+++ STORED RECORDS
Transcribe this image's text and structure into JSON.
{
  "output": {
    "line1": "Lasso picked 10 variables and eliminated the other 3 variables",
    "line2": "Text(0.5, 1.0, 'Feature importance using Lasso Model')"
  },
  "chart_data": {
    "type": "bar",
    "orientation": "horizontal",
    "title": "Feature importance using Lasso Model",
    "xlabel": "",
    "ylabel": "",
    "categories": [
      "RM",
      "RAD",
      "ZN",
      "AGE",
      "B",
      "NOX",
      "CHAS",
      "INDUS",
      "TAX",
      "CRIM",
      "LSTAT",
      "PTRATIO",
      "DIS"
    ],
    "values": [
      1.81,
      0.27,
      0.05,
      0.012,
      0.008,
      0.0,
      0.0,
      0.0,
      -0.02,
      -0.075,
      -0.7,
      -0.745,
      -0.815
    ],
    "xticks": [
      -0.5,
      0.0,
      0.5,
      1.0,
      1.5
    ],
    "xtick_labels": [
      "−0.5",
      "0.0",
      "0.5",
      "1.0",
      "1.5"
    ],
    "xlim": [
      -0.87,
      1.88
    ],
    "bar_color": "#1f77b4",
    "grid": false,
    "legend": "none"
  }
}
++++++
*SHORT TASK*
Take the listing above and write it out again exactly.

*THE REPLY*
Transcribe this image's text and structure into JSON.
{
  "output": {
    "line1": "Lasso picked 10 variables and eliminated the other 3 variables",
    "line2": "Text(0.5, 1.0, 'Feature importance using Lasso Model')"
  },
  "chart_data": {
    "type": "bar",
    "orientation": "horizontal",
    "title": "Feature importance using Lasso Model",
    "xlabel": "",
    "ylabel": "",
    "categories": [
      "RM",
      "RAD",
      "ZN",
      "AGE",
      "B",
      "NOX",
      "CHAS",
      "INDUS",
      "TAX",
      "CRIM",
      "LSTAT",
      "PTRATIO",
      "DIS"
    ],
    "values": [
      1.81,
      0.27,
      0.05,
      0.012,
      0.008,
      0.0,
      0.0,
      0.0,
      -0.02,
      -0.075,
      -0.7,
      -0.745,
      -0.815
    ],
    "xticks": [
      -0.5,
      0.0,
      0.5,
      1.0,
      1.5
    ],
    "xtick_labels": [
      "−0.5",
      "0.0",
      "0.5",
      "1.0",
      "1.5"
    ],
    "xlim": [
      -0.87,
      1.88
    ],
    "bar_color": "#1f77b4",
    "grid": false,
    "legend": "none"
  }
}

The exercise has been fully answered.